# PROBLEM STATEMENT:
Go through the listing and pick out each line with the word "since" in it.

___ SUPPLIED DATA ___

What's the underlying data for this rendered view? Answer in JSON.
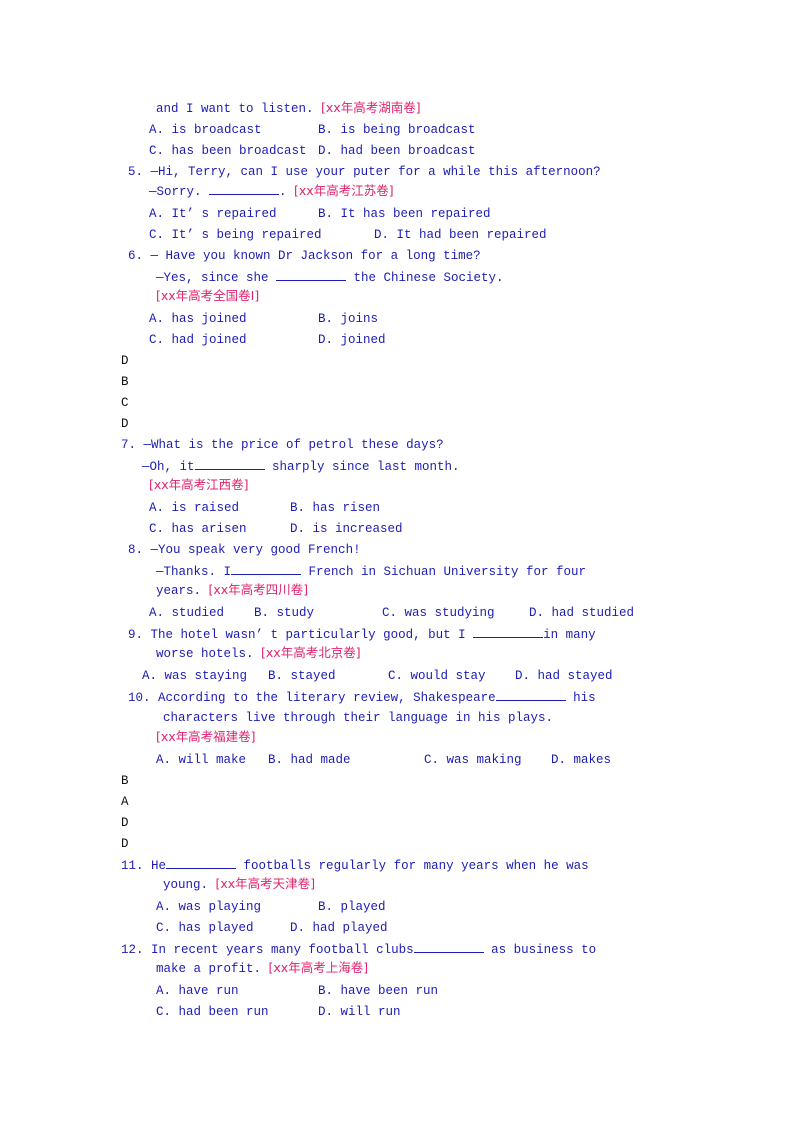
{
  "document": {
    "q4_tail": {
      "text": "and I want to listen. ",
      "source": "[xx年高考湖南卷]",
      "options": [
        "A. is broadcast",
        "B. is being broadcast",
        "C. has been broadcast",
        "D. had been broadcast"
      ]
    },
    "q5": {
      "num": "5.",
      "line1": "—Hi, Terry, can I use your puter for a while this afternoon?",
      "line2a": "—Sorry. ",
      "line2b": ". ",
      "source": "[xx年高考江苏卷]",
      "options": [
        "A. It’ s repaired",
        "B. It has been repaired",
        "C. It’ s being repaired",
        "D. It had been repaired"
      ]
    },
    "q6": {
      "num": "6.",
      "line1": "— Have you known Dr Jackson for a long time?",
      "line2a": "—Yes, since she ",
      "line2b": " the Chinese Society.",
      "source": "[xx年高考全国卷Ⅰ]",
      "options": [
        "A. has joined",
        "B. joins",
        "C. had joined",
        "D. joined"
      ]
    },
    "answers_1": [
      "D",
      "B",
      "C",
      "D"
    ],
    "q7": {
      "num": "7.",
      "line1": "—What is the price of petrol these days?",
      "line2a": "—Oh, it",
      "line2b": " sharply since last month.",
      "source": "[xx年高考江西卷]",
      "options": [
        "A. is raised",
        "B. has risen",
        "C. has arisen",
        "D. is increased"
      ]
    },
    "q8": {
      "num": "8.",
      "line1": "—You speak very good French!",
      "line2a": "—Thanks. I",
      "line2b": " French in Sichuan University for four",
      "line3": "years. ",
      "source": "[xx年高考四川卷]",
      "options": [
        "A. studied",
        "B. study",
        "C. was studying",
        "D. had studied"
      ]
    },
    "q9": {
      "num": "9.",
      "line1a": "The hotel wasn’ t particularly good, but I ",
      "line1b": "in many",
      "line2": "worse hotels. ",
      "source": "[xx年高考北京卷]",
      "options": [
        "A. was staying",
        "B. stayed",
        "C. would stay",
        "D. had stayed"
      ]
    },
    "q10": {
      "num": "10.",
      "line1a": "According to the literary review, Shakespeare",
      "line1b": " his",
      "line2": "characters live through their language in his plays.",
      "source": "[xx年高考福建卷]",
      "options": [
        "A. will make",
        "B. had made",
        "C. was making",
        "D. makes"
      ]
    },
    "answers_2": [
      "B",
      "A",
      "D",
      "D"
    ],
    "q11": {
      "num": "11.",
      "line1a": "He",
      "line1b": " footballs regularly for many years when he was",
      "line2": "young. ",
      "source": "[xx年高考天津卷]",
      "options": [
        "A. was playing",
        "B. played",
        "C. has played",
        "D. had played"
      ]
    },
    "q12": {
      "num": "12.",
      "line1a": "In recent years many football clubs",
      "line1b": " as business to",
      "line2": "make a profit. ",
      "source": "[xx年高考上海卷]",
      "options": [
        "A. have run",
        "B. have been run",
        "C. had been run",
        "D. will run"
      ]
    }
  }
}
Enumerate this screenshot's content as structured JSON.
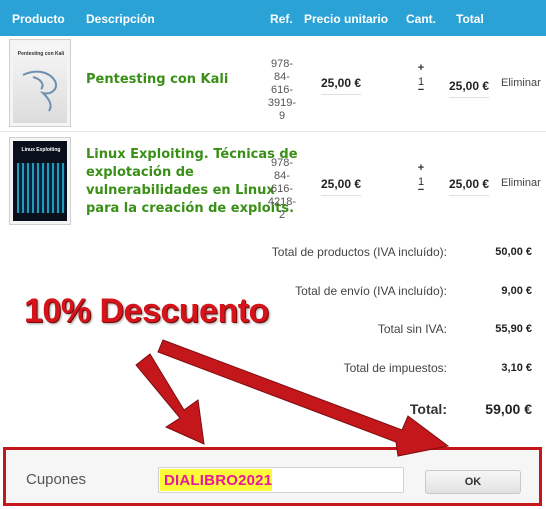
{
  "header": {
    "product": "Producto",
    "description": "Descripción",
    "ref": "Ref.",
    "unit_price": "Precio unitario",
    "qty": "Cant.",
    "total": "Total"
  },
  "items": [
    {
      "cover_title": "Pentesting con Kali",
      "title_lines": [
        "Pentesting con Kali"
      ],
      "isbn_lines": [
        "978-",
        "84-",
        "616-",
        "3919-9"
      ],
      "unit_price": "25,00 €",
      "qty_plus": "+",
      "qty": "1",
      "qty_minus": "−",
      "total": "25,00 €",
      "remove": "Eliminar"
    },
    {
      "cover_title": "Linux Exploiting",
      "title_lines": [
        "Linux Exploiting. Técnicas de",
        "explotación de",
        "vulnerabilidades en Linux",
        "para la creación de exploits."
      ],
      "isbn_lines": [
        "978-",
        "84-",
        "616-",
        "4218-2"
      ],
      "unit_price": "25,00 €",
      "qty_plus": "+",
      "qty": "1",
      "qty_minus": "−",
      "total": "25,00 €",
      "remove": "Eliminar"
    }
  ],
  "summary": {
    "products_label": "Total de productos (IVA incluído):",
    "products_value": "50,00 €",
    "shipping_label": "Total de envío (IVA incluído):",
    "shipping_value": "9,00 €",
    "no_vat_label": "Total sin IVA:",
    "no_vat_value": "55,90 €",
    "taxes_label": "Total de impuestos:",
    "taxes_value": "3,10 €",
    "total_label": "Total:",
    "total_value": "59,00 €"
  },
  "promo": {
    "discount_text": "10% Descuento"
  },
  "coupon": {
    "label": "Cupones",
    "code": "DIALIBRO2021",
    "ok_label": "OK"
  },
  "colors": {
    "header_bg": "#2aa2d6",
    "title_green": "#3a8f17",
    "annotation_red": "#c3171b",
    "code_magenta": "#e8189a",
    "code_highlight": "#fbfb3a"
  },
  "icons": {
    "arrow": "red-arrow-icon",
    "dragon": "kali-dragon-icon"
  }
}
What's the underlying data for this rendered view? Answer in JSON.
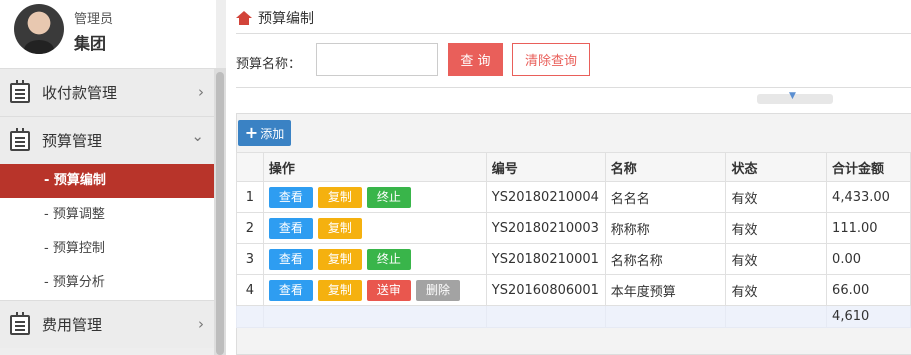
{
  "user": {
    "role": "管理员",
    "org": "集团"
  },
  "sidebar": {
    "groups": [
      {
        "label": "收付款管理",
        "chevron": "›"
      },
      {
        "label": "预算管理",
        "chevron": "⌄"
      },
      {
        "label": "费用管理",
        "chevron": "›"
      }
    ],
    "budget_items": [
      "- 预算编制",
      "- 预算调整",
      "- 预算控制",
      "- 预算分析"
    ],
    "active_item": "- 预算编制"
  },
  "page": {
    "title": "预算编制"
  },
  "search": {
    "label": "预算名称：",
    "value": "",
    "query_button": "查 询",
    "clear_button": "清除查询"
  },
  "toolbar": {
    "add_label": "添加"
  },
  "table": {
    "headers": [
      "操作",
      "编号",
      "名称",
      "状态",
      "合计金额"
    ],
    "rows": [
      {
        "no": "1",
        "actions": [
          "查看",
          "复制",
          "终止"
        ],
        "code": "YS20180210004",
        "name": "名名名",
        "status": "有效",
        "amount": "4,433.00"
      },
      {
        "no": "2",
        "actions": [
          "查看",
          "复制"
        ],
        "code": "YS20180210003",
        "name": "称称称",
        "status": "有效",
        "amount": "111.00"
      },
      {
        "no": "3",
        "actions": [
          "查看",
          "复制",
          "终止"
        ],
        "code": "YS20180210001",
        "name": "名称名称",
        "status": "有效",
        "amount": "0.00"
      },
      {
        "no": "4",
        "actions": [
          "查看",
          "复制",
          "送审",
          "删除"
        ],
        "code": "YS20160806001",
        "name": "本年度预算",
        "status": "有效",
        "amount": "66.00"
      }
    ],
    "total": "4,610"
  },
  "colors": {
    "accent_red": "#e95f5a",
    "active_menu": "#b8342a",
    "primary_blue": "#3a82c4"
  },
  "icons": {
    "home": "home-icon",
    "menu": "document-list-icon",
    "collapse": "triangle-down-icon"
  }
}
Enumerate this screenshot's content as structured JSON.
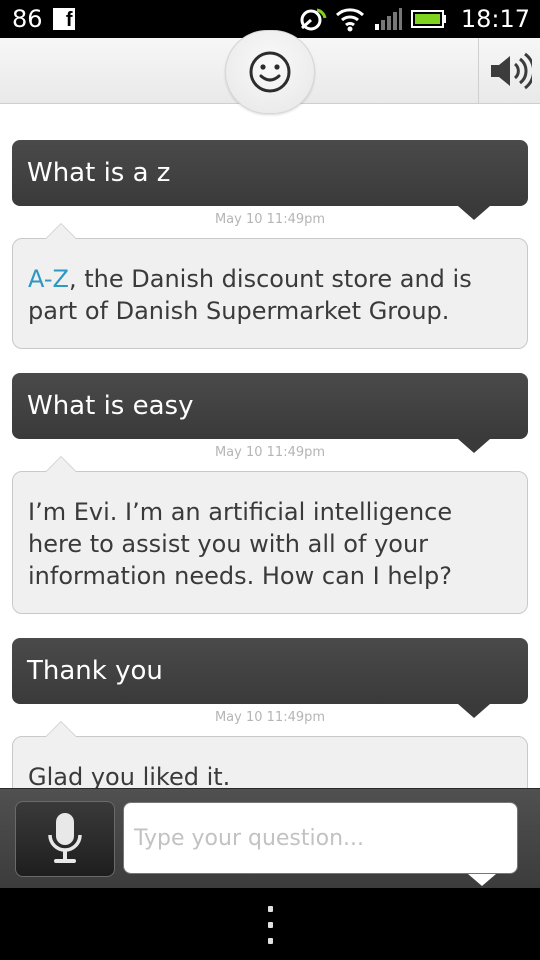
{
  "status_bar": {
    "notification_count": "86",
    "facebook_icon_letter": "f",
    "time": "18:17",
    "icons": [
      "sync-icon",
      "wifi-icon",
      "signal-icon",
      "battery-icon"
    ]
  },
  "header": {
    "evi_icon": "smiley-icon",
    "speaker_icon": "speaker-icon"
  },
  "conversation": [
    {
      "question": "What is a z",
      "timestamp": "May 10 11:49pm",
      "answer_link": "A-Z",
      "answer": ", the Danish discount store and is part of Danish Supermarket Group."
    },
    {
      "question": "What is easy",
      "timestamp": "May 10 11:49pm",
      "answer_link": "",
      "answer": "I’m Evi. I’m an artificial intelligence here to assist you with all of your information needs. How can I help?"
    },
    {
      "question": "Thank you",
      "timestamp": "May 10 11:49pm",
      "answer_link": "",
      "answer": "Glad you liked it."
    }
  ],
  "input": {
    "placeholder": "Type your question...",
    "value": "",
    "mic_icon": "microphone-icon"
  },
  "nav": {
    "menu_icon": "menu-dots-icon"
  }
}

___

# FINAL RESULT:
      "line2a": "—Yes, since she ",
      "line2b": " sharply since last month.",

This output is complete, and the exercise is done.